**Task directions:** Set down the material once more, exactly as it appears.

Data entries
····················

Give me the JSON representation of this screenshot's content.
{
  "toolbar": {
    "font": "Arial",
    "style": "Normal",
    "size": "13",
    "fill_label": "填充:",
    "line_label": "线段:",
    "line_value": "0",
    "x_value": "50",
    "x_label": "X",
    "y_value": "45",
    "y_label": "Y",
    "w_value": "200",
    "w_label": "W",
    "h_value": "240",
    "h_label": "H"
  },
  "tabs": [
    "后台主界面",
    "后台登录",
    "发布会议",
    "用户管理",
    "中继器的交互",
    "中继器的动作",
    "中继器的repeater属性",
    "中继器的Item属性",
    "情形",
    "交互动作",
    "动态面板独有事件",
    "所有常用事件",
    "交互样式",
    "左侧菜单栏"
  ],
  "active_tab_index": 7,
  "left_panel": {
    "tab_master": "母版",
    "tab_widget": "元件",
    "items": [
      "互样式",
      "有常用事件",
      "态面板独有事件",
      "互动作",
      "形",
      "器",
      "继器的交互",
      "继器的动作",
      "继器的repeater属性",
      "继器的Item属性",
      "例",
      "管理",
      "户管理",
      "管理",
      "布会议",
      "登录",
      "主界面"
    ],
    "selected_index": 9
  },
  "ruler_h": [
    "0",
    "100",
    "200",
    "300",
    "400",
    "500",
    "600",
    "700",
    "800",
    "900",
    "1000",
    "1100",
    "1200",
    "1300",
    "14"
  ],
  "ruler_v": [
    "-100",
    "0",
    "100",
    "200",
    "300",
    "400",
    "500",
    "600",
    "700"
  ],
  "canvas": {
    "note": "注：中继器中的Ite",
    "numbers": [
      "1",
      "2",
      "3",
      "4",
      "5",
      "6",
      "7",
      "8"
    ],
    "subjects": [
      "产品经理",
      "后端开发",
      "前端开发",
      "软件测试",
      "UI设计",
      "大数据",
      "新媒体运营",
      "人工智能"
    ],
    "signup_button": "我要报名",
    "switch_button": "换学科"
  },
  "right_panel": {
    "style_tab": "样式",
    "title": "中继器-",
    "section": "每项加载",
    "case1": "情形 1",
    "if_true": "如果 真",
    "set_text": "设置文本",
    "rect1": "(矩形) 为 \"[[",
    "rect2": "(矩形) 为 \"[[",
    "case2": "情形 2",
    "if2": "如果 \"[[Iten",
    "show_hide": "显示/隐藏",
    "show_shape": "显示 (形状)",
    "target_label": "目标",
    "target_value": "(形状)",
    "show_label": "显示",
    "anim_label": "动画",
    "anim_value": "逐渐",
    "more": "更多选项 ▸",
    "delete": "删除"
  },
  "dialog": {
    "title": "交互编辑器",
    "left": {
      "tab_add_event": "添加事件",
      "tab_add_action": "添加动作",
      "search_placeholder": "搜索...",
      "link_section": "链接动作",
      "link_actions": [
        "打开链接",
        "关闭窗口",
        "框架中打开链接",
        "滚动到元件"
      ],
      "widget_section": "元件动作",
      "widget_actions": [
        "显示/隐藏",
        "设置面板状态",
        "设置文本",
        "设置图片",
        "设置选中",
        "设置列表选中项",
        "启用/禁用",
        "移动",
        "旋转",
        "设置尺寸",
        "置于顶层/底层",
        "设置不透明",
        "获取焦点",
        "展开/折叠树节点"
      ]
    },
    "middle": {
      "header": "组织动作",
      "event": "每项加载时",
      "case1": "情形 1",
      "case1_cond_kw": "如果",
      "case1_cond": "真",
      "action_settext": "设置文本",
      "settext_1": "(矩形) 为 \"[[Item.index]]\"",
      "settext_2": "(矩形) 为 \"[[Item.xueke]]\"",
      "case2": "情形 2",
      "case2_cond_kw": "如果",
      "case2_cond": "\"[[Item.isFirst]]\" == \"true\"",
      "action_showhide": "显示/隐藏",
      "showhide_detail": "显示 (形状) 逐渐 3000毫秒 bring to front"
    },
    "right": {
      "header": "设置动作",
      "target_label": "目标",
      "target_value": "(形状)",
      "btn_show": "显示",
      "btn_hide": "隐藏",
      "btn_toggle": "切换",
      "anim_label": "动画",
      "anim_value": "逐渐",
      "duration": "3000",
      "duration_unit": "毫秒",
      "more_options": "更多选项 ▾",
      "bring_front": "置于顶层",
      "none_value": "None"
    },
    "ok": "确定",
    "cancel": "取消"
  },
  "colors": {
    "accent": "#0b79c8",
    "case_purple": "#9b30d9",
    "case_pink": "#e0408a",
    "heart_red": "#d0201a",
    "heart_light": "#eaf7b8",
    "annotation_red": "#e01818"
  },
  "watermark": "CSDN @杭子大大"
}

····················

**Worked answer:**
Give me the JSON representation of this screenshot's content.
{
  "toolbar": {
    "font": "Arial",
    "style": "Normal",
    "size": "13",
    "fill_label": "填充:",
    "line_label": "线段:",
    "line_value": "0",
    "x_value": "50",
    "x_label": "X",
    "y_value": "45",
    "y_label": "Y",
    "w_value": "200",
    "w_label": "W",
    "h_value": "240",
    "h_label": "H"
  },
  "tabs": [
    "后台主界面",
    "后台登录",
    "发布会议",
    "用户管理",
    "中继器的交互",
    "中继器的动作",
    "中继器的repeater属性",
    "中继器的Item属性",
    "情形",
    "交互动作",
    "动态面板独有事件",
    "所有常用事件",
    "交互样式",
    "左侧菜单栏"
  ],
  "active_tab_index": 7,
  "left_panel": {
    "tab_master": "母版",
    "tab_widget": "元件",
    "items": [
      "互样式",
      "有常用事件",
      "态面板独有事件",
      "互动作",
      "形",
      "器",
      "继器的交互",
      "继器的动作",
      "继器的repeater属性",
      "继器的Item属性",
      "例",
      "管理",
      "户管理",
      "管理",
      "布会议",
      "登录",
      "主界面"
    ],
    "selected_index": 9
  },
  "ruler_h": [
    "0",
    "100",
    "200",
    "300",
    "400",
    "500",
    "600",
    "700",
    "800",
    "900",
    "1000",
    "1100",
    "1200",
    "1300",
    "14"
  ],
  "ruler_v": [
    "-100",
    "0",
    "100",
    "200",
    "300",
    "400",
    "500",
    "600",
    "700"
  ],
  "canvas": {
    "note": "注：中继器中的Ite",
    "numbers": [
      "1",
      "2",
      "3",
      "4",
      "5",
      "6",
      "7",
      "8"
    ],
    "subjects": [
      "产品经理",
      "后端开发",
      "前端开发",
      "软件测试",
      "UI设计",
      "大数据",
      "新媒体运营",
      "人工智能"
    ],
    "signup_button": "我要报名",
    "switch_button": "换学科"
  },
  "right_panel": {
    "style_tab": "样式",
    "title": "中继器-",
    "section": "每项加载",
    "case1": "情形 1",
    "if_true": "如果 真",
    "set_text": "设置文本",
    "rect1": "(矩形) 为 \"[[",
    "rect2": "(矩形) 为 \"[[",
    "case2": "情形 2",
    "if2": "如果 \"[[Iten",
    "show_hide": "显示/隐藏",
    "show_shape": "显示 (形状)",
    "target_label": "目标",
    "target_value": "(形状)",
    "show_label": "显示",
    "anim_label": "动画",
    "anim_value": "逐渐",
    "more": "更多选项 ▸",
    "delete": "删除"
  },
  "dialog": {
    "title": "交互编辑器",
    "left": {
      "tab_add_event": "添加事件",
      "tab_add_action": "添加动作",
      "search_placeholder": "搜索...",
      "link_section": "链接动作",
      "link_actions": [
        "打开链接",
        "关闭窗口",
        "框架中打开链接",
        "滚动到元件"
      ],
      "widget_section": "元件动作",
      "widget_actions": [
        "显示/隐藏",
        "设置面板状态",
        "设置文本",
        "设置图片",
        "设置选中",
        "设置列表选中项",
        "启用/禁用",
        "移动",
        "旋转",
        "设置尺寸",
        "置于顶层/底层",
        "设置不透明",
        "获取焦点",
        "展开/折叠树节点"
      ]
    },
    "middle": {
      "header": "组织动作",
      "event": "每项加载时",
      "case1": "情形 1",
      "case1_cond_kw": "如果",
      "case1_cond": "真",
      "action_settext": "设置文本",
      "settext_1": "(矩形) 为 \"[[Item.index]]\"",
      "settext_2": "(矩形) 为 \"[[Item.xueke]]\"",
      "case2": "情形 2",
      "case2_cond_kw": "如果",
      "case2_cond": "\"[[Item.isFirst]]\" == \"true\"",
      "action_showhide": "显示/隐藏",
      "showhide_detail": "显示 (形状) 逐渐 3000毫秒 bring to front"
    },
    "right": {
      "header": "设置动作",
      "target_label": "目标",
      "target_value": "(形状)",
      "btn_show": "显示",
      "btn_hide": "隐藏",
      "btn_toggle": "切换",
      "anim_label": "动画",
      "anim_value": "逐渐",
      "duration": "3000",
      "duration_unit": "毫秒",
      "more_options": "更多选项 ▾",
      "bring_front": "置于顶层",
      "none_value": "None"
    },
    "ok": "确定",
    "cancel": "取消"
  },
  "colors": {
    "accent": "#0b79c8",
    "case_purple": "#9b30d9",
    "case_pink": "#e0408a",
    "heart_red": "#d0201a",
    "heart_light": "#eaf7b8",
    "annotation_red": "#e01818"
  },
  "watermark": "CSDN @杭子大大"
}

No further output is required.